* Begin *
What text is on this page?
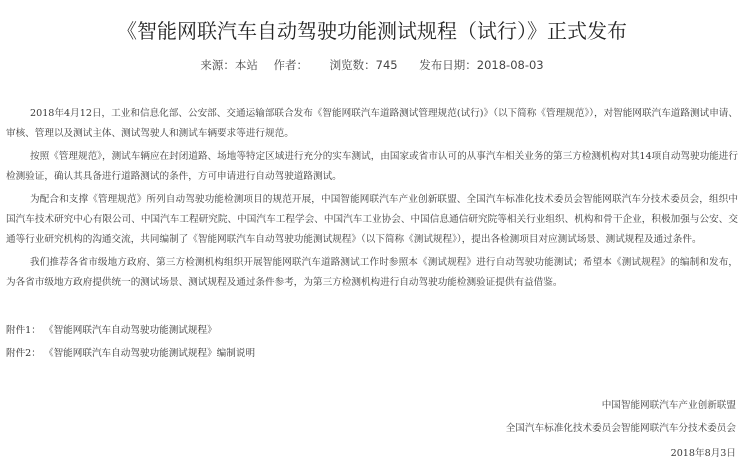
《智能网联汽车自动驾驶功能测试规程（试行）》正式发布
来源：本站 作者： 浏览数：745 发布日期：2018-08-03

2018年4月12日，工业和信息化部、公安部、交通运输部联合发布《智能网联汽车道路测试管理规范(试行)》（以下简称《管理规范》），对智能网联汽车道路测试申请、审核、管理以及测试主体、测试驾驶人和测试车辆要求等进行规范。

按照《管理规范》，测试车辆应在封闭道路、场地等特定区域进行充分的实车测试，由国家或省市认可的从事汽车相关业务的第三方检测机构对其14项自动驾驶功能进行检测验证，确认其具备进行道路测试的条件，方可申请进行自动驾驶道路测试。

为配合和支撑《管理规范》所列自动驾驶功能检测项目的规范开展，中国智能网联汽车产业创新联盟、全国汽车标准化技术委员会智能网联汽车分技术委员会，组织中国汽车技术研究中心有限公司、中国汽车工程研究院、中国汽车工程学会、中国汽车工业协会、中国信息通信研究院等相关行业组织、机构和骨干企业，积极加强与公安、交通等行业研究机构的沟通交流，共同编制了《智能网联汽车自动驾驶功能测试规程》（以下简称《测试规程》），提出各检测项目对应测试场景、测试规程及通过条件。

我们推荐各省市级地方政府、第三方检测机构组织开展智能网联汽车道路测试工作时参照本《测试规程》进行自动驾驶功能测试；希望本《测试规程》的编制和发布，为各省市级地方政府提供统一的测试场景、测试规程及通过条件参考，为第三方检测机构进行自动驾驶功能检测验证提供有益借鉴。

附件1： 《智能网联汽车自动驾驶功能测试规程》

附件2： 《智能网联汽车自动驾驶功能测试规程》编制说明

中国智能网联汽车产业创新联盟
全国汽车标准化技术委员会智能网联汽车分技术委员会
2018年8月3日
* End *
* Begin *
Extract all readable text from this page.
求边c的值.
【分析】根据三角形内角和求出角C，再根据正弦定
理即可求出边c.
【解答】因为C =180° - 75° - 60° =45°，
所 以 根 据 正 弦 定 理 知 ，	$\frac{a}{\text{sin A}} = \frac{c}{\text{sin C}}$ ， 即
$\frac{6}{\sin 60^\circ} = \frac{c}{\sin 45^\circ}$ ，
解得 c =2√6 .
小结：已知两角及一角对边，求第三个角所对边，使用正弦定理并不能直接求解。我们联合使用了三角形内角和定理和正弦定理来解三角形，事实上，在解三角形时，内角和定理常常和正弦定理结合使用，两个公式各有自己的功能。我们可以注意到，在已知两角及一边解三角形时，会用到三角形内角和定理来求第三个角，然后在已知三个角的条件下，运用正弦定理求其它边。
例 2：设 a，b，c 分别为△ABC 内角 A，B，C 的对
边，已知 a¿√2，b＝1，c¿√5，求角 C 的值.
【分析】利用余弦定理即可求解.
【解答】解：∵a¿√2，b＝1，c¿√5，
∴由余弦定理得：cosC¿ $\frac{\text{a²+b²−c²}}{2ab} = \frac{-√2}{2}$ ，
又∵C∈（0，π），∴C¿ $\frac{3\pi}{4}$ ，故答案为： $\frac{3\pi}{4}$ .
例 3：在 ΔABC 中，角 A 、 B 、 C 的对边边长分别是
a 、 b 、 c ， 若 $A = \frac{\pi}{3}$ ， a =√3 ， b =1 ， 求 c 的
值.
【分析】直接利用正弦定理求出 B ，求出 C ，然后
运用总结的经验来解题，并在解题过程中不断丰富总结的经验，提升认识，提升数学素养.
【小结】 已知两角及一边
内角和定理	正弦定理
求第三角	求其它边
* End *
* Begin *
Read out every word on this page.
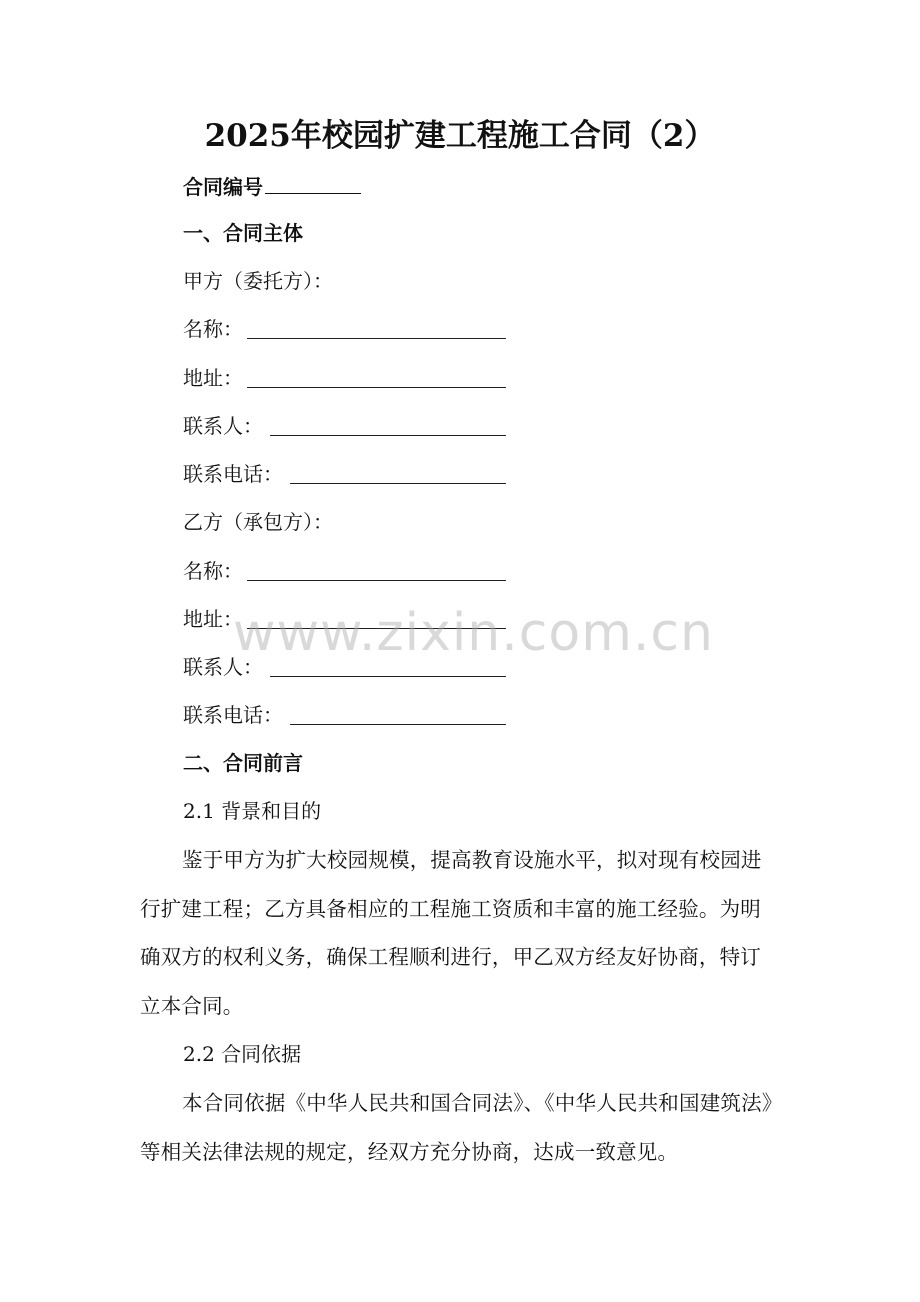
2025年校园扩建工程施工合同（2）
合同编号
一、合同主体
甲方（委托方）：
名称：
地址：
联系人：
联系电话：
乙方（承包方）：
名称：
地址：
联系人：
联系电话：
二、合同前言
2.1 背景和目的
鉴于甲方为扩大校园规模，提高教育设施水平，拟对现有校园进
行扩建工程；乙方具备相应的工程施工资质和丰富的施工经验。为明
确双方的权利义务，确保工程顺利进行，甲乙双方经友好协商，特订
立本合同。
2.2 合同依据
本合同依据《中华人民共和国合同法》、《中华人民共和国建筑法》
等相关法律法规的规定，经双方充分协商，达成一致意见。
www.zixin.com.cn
* End *
How many lines in these records hold the string "text"? Reply with the number alone.

ANSWER:
4